Problem –
Pull out each line of the data that includes the word "untuk".

# # #

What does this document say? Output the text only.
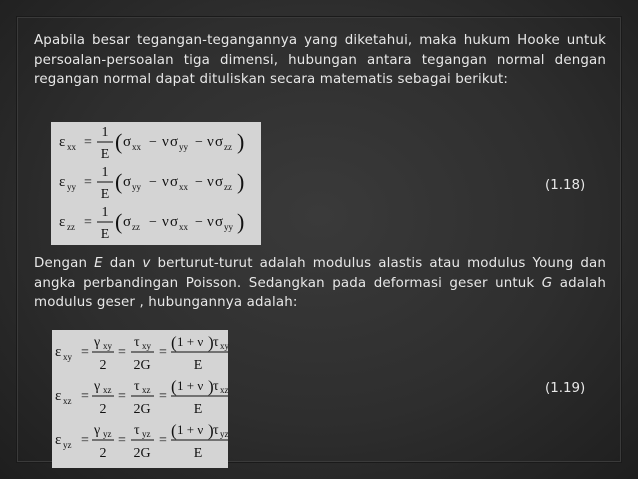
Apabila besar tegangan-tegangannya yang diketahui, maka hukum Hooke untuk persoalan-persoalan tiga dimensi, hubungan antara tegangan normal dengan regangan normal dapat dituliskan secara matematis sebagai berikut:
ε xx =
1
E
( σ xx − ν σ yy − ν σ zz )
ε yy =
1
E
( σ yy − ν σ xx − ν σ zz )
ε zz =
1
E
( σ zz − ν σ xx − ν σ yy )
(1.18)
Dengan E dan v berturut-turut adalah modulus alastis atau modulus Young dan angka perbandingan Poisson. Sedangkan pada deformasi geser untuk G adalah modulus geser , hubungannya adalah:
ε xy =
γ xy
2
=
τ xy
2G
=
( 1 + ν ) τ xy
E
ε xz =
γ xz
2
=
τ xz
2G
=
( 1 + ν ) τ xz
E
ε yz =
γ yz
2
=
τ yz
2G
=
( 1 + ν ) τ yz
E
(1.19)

# # #

Task output –
Apabila besar tegangan-tegangannya yang diketahui, maka hukum Hooke untuk persoalan-persoalan tiga dimensi, hubungan antara tegangan normal dengan regangan normal dapat dituliskan secara matematis sebagai berikut:
Dengan E dan v berturut-turut adalah modulus alastis atau modulus Young dan angka perbandingan Poisson. Sedangkan pada deformasi geser untuk G adalah modulus geser , hubungannya adalah:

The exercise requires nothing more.